What to produce -> Copy out all lines with the word "name" in them.

Material to process ->
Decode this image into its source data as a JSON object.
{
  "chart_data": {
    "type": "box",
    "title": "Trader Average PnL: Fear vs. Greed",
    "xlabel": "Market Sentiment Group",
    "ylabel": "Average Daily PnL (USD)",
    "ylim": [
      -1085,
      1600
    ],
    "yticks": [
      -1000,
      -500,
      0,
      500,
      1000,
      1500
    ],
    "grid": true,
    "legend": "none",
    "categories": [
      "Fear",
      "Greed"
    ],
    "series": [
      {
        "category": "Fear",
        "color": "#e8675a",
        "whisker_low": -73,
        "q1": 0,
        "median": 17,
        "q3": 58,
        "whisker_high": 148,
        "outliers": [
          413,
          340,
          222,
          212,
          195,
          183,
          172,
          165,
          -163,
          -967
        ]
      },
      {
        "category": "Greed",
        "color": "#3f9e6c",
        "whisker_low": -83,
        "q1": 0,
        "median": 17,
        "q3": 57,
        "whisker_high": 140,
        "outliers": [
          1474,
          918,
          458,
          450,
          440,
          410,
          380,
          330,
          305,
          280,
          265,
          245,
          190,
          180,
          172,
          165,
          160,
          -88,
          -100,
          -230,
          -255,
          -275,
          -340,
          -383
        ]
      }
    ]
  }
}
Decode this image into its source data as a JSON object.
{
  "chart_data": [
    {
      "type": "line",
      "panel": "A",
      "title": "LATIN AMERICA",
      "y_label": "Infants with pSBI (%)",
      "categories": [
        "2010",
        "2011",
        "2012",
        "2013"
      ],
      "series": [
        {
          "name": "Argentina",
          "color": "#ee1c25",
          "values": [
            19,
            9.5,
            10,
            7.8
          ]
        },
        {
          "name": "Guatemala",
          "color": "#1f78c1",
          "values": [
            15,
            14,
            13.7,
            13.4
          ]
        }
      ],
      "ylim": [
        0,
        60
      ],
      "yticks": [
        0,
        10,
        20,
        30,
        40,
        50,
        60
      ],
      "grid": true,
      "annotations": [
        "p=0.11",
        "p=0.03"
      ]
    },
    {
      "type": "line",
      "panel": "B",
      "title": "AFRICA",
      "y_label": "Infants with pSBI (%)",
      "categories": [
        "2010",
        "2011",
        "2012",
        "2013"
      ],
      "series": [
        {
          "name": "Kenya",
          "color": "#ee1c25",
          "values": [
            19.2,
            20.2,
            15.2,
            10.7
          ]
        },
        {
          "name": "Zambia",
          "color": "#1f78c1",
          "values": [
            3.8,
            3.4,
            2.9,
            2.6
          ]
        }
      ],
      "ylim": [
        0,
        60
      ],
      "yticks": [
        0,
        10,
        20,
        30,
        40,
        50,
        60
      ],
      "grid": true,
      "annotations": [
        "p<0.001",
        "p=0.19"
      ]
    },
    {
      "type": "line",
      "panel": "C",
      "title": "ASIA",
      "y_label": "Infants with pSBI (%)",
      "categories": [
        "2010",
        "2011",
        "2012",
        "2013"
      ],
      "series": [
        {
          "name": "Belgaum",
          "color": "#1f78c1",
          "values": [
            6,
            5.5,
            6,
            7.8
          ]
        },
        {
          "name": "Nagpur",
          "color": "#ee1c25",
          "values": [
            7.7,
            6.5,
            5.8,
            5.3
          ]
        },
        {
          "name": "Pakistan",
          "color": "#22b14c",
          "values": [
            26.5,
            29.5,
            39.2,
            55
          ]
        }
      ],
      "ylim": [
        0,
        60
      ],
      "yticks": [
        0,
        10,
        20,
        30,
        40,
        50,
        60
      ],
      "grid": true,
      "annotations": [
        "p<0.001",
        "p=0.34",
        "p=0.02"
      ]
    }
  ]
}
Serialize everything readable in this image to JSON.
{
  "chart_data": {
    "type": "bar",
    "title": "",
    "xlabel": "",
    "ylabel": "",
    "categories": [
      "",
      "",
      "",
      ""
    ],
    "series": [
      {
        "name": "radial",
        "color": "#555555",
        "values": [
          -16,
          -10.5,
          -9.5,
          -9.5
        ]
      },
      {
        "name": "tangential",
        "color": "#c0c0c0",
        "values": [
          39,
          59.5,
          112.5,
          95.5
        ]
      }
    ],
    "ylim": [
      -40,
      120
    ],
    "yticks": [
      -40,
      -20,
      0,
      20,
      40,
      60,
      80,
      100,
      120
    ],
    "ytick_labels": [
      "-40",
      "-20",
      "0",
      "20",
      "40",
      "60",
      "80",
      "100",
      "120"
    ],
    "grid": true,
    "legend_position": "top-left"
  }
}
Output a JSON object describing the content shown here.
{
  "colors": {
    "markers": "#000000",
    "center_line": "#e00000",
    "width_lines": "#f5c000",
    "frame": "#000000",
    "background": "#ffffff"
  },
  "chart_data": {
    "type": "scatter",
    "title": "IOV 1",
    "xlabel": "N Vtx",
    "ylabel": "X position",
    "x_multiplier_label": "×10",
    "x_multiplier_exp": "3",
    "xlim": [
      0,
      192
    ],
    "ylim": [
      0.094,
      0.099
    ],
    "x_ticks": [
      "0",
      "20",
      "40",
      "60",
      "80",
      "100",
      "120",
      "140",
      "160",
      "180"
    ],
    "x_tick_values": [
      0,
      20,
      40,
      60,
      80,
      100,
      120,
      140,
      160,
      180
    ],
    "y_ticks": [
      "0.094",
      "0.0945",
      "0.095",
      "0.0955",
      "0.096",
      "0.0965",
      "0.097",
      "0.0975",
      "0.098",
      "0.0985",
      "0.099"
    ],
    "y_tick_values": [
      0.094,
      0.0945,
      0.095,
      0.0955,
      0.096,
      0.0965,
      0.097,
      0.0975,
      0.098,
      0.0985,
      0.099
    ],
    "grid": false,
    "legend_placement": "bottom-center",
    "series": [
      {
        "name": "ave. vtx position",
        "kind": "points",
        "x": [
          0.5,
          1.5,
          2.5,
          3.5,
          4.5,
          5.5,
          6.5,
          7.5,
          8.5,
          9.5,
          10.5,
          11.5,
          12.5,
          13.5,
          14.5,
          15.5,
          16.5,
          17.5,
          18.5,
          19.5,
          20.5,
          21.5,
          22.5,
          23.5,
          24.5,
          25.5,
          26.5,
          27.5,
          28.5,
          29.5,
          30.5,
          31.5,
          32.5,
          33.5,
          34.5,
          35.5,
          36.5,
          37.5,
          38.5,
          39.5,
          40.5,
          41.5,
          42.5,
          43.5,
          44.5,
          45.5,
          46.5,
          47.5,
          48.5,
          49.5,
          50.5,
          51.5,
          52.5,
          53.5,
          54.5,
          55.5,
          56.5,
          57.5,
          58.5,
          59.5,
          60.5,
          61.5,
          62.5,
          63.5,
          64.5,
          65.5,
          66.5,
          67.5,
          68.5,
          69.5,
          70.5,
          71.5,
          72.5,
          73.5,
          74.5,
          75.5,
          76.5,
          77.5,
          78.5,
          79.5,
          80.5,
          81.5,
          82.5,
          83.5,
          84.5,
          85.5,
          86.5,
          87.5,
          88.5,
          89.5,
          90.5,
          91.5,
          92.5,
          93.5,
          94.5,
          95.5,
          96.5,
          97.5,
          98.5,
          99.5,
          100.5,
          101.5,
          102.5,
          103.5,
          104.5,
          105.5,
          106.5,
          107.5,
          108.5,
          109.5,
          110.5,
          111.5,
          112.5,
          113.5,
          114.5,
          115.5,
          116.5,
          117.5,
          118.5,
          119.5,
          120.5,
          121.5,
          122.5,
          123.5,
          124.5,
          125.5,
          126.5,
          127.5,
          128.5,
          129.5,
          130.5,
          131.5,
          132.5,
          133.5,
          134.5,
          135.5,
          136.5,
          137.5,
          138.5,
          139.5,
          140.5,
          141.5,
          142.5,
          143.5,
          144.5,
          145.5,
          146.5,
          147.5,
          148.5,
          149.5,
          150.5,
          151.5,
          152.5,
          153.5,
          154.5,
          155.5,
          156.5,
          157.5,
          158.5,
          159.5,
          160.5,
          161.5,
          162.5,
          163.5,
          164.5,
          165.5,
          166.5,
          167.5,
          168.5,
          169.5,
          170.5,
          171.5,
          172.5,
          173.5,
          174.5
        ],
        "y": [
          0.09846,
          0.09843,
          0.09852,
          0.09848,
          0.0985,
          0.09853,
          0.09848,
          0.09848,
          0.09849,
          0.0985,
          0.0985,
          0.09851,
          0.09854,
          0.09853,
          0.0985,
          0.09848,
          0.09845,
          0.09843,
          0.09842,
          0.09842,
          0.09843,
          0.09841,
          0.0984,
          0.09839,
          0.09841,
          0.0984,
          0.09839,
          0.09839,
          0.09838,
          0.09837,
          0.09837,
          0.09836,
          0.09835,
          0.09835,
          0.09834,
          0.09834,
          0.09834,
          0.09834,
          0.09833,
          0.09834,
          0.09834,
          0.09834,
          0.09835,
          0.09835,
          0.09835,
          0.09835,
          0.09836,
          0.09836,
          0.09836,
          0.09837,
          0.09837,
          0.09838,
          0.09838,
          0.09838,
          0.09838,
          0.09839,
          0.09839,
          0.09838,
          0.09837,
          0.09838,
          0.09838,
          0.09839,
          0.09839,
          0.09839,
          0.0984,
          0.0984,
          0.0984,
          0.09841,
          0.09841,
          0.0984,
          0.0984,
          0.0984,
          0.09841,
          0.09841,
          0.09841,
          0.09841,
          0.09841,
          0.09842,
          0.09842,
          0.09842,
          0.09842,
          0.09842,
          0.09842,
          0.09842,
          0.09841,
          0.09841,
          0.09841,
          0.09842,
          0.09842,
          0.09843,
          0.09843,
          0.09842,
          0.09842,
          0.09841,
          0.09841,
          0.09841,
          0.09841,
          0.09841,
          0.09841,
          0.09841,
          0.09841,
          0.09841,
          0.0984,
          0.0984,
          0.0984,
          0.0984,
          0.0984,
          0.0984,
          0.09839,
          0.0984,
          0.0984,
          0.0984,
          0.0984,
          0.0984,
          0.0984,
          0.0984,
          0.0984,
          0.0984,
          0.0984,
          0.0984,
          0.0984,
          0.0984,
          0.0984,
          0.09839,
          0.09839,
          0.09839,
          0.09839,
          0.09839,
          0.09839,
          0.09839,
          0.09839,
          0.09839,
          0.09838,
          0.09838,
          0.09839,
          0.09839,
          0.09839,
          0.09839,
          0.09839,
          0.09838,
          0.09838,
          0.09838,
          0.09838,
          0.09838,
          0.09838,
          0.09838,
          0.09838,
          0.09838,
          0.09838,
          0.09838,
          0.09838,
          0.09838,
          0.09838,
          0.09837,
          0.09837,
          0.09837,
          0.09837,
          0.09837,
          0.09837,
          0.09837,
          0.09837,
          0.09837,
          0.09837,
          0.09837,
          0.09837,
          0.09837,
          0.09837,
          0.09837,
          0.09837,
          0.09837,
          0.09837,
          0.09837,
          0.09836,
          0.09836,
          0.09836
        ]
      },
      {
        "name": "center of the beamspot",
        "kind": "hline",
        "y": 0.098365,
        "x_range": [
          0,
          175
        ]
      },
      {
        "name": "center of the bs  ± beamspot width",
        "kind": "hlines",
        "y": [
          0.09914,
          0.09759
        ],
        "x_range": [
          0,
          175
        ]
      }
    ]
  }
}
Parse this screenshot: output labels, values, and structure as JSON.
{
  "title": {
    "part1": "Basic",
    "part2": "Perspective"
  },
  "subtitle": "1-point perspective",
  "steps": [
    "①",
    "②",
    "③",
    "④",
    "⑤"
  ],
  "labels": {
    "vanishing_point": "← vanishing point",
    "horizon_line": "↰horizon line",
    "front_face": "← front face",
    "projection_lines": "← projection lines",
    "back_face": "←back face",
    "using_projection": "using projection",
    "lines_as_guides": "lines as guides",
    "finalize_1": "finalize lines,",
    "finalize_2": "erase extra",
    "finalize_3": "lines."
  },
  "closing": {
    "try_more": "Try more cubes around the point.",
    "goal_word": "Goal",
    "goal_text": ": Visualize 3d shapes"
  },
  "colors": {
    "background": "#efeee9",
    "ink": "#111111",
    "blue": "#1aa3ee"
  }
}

Finished answer ->
          "name": "Argentina",
          "name": "Guatemala",
          "name": "Kenya",
          "name": "Zambia",
          "name": "Belgaum",
          "name": "Nagpur",
          "name": "Pakistan",
        "name": "radial",
        "name": "tangential",
        "name": "ave. vtx position",
        "name": "center of the beamspot",
        "name": "center of the bs  ± beamspot width",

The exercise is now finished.